__Extracted records__.
»»
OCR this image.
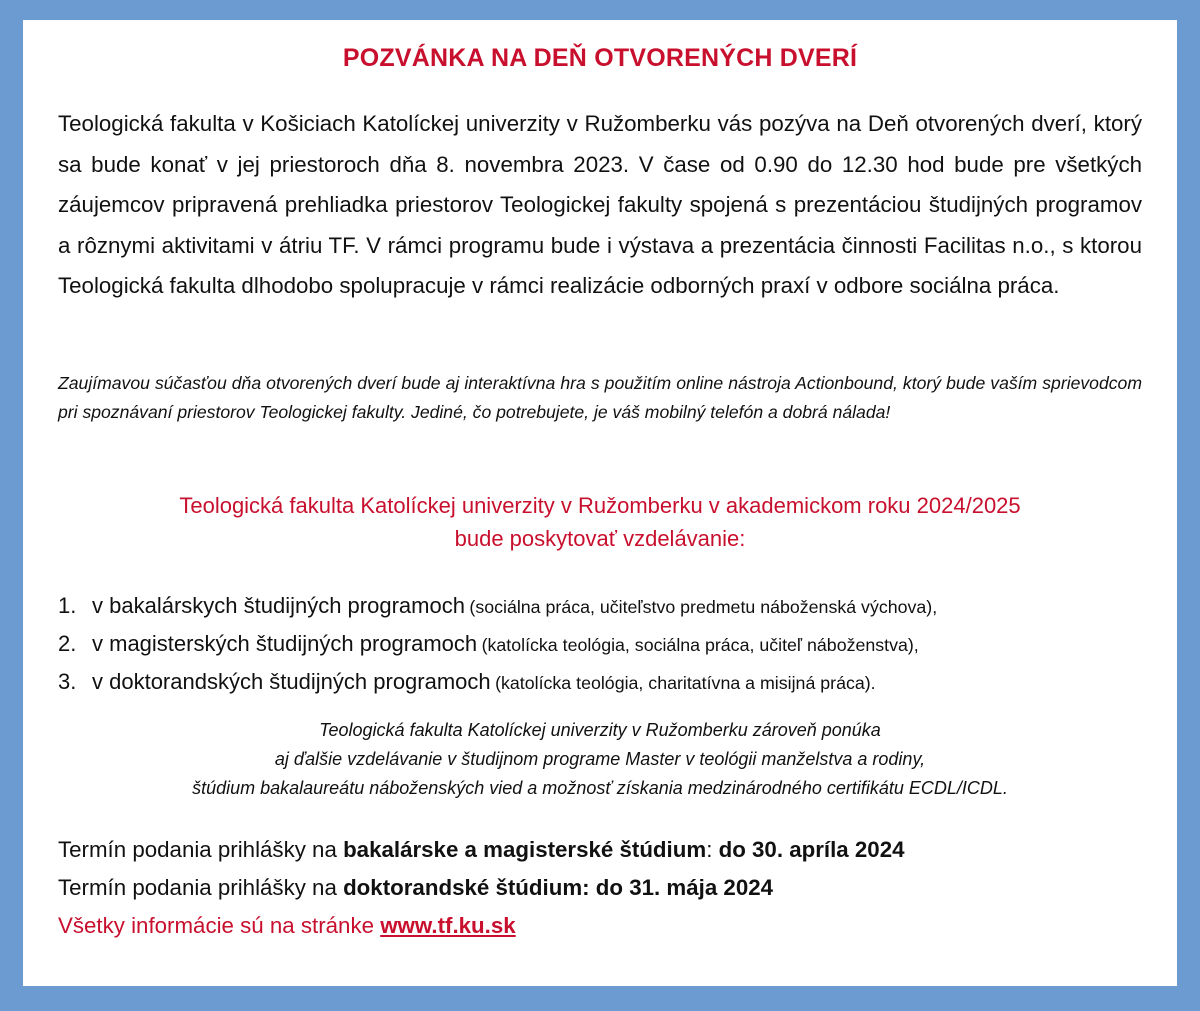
POZVÁNKA NA DEŇ OTVORENÝCH DVERÍ
Teologická fakulta v Košiciach Katolíckej univerzity v Ružomberku vás pozýva na Deň otvorených dverí, ktorý sa bude konať v jej priestoroch dňa 8. novembra 2023. V čase od 0.90 do 12.30 hod bude pre všetkých záujemcov pripravená prehliadka priestorov Teologickej fakulty spojená s prezentáciou študijných programov a rôznymi aktivitami v átriu TF. V rámci programu bude i výstava a prezentácia činnosti Facilitas n.o., s ktorou Teologická fakulta dlhodobo spolupracuje v rámci realizácie odborných praxí v odbore sociálna práca.
Zaujímavou súčasťou dňa otvorených dverí bude aj interaktívna hra s použitím online nástroja Actionbound, ktorý bude vaším sprievodcom pri spoznávaní priestorov Teologickej fakulty. Jediné, čo potrebujete, je váš mobilný telefón a dobrá nálada!
Teologická fakulta Katolíckej univerzity v Ružomberku v akademickom roku 2024/2025
bude poskytovať vzdelávanie:
1. v bakalárskych študijných programoch (sociálna práca, učiteľstvo predmetu náboženská výchova),
2. v magisterských študijných programoch (katolícka teológia, sociálna práca, učiteľ náboženstva),
3. v doktorandských študijných programoch (katolícka teológia, charitatívna a misijná práca).
Teologická fakulta Katolíckej univerzity v Ružomberku zároveň ponúka
aj ďalšie vzdelávanie v študijnom programe Master v teológii manželstva a rodiny,
štúdium bakalaureátu náboženských vied a možnosť získania medzinárodného certifikátu ECDL/ICDL.
Termín podania prihlášky na bakalárske a magisterské štúdium: do 30. apríla 2024
Termín podania prihlášky na doktorandské štúdium: do 31. mája 2024
Všetky informácie sú na stránke www.tf.ku.sk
««
__EXERCISE PROMPT__. Write out the entries again, exactly as given, skipping any images.

__ANSWER__.
OCR this image.
POZVÁNKA NA DEŇ OTVORENÝCH DVERÍ
Teologická fakulta v Košiciach Katolíckej univerzity v Ružomberku vás pozýva na Deň otvorených dverí, ktorý sa bude konať v jej priestoroch dňa 8. novembra 2023. V čase od 0.90 do 12.30 hod bude pre všetkých záujemcov pripravená prehliadka priestorov Teologickej fakulty spojená s prezentáciou študijných programov a rôznymi aktivitami v átriu TF. V rámci programu bude i výstava a prezentácia činnosti Facilitas n.o., s ktorou Teologická fakulta dlhodobo spolupracuje v rámci realizácie odborných praxí v odbore sociálna práca.
Zaujímavou súčasťou dňa otvorených dverí bude aj interaktívna hra s použitím online nástroja Actionbound, ktorý bude vaším sprievodcom pri spoznávaní priestorov Teologickej fakulty. Jediné, čo potrebujete, je váš mobilný telefón a dobrá nálada!
Teologická fakulta Katolíckej univerzity v Ružomberku v akademickom roku 2024/2025
bude poskytovať vzdelávanie:
1. v bakalárskych študijných programoch (sociálna práca, učiteľstvo predmetu náboženská výchova),
2. v magisterských študijných programoch (katolícka teológia, sociálna práca, učiteľ náboženstva),
3. v doktorandských študijných programoch (katolícka teológia, charitatívna a misijná práca).
Teologická fakulta Katolíckej univerzity v Ružomberku zároveň ponúka
aj ďalšie vzdelávanie v študijnom programe Master v teológii manželstva a rodiny,
štúdium bakalaureátu náboženských vied a možnosť získania medzinárodného certifikátu ECDL/ICDL.
Termín podania prihlášky na bakalárske a magisterské štúdium: do 30. apríla 2024
Termín podania prihlášky na doktorandské štúdium: do 31. mája 2024
Všetky informácie sú na stránke www.tf.ku.sk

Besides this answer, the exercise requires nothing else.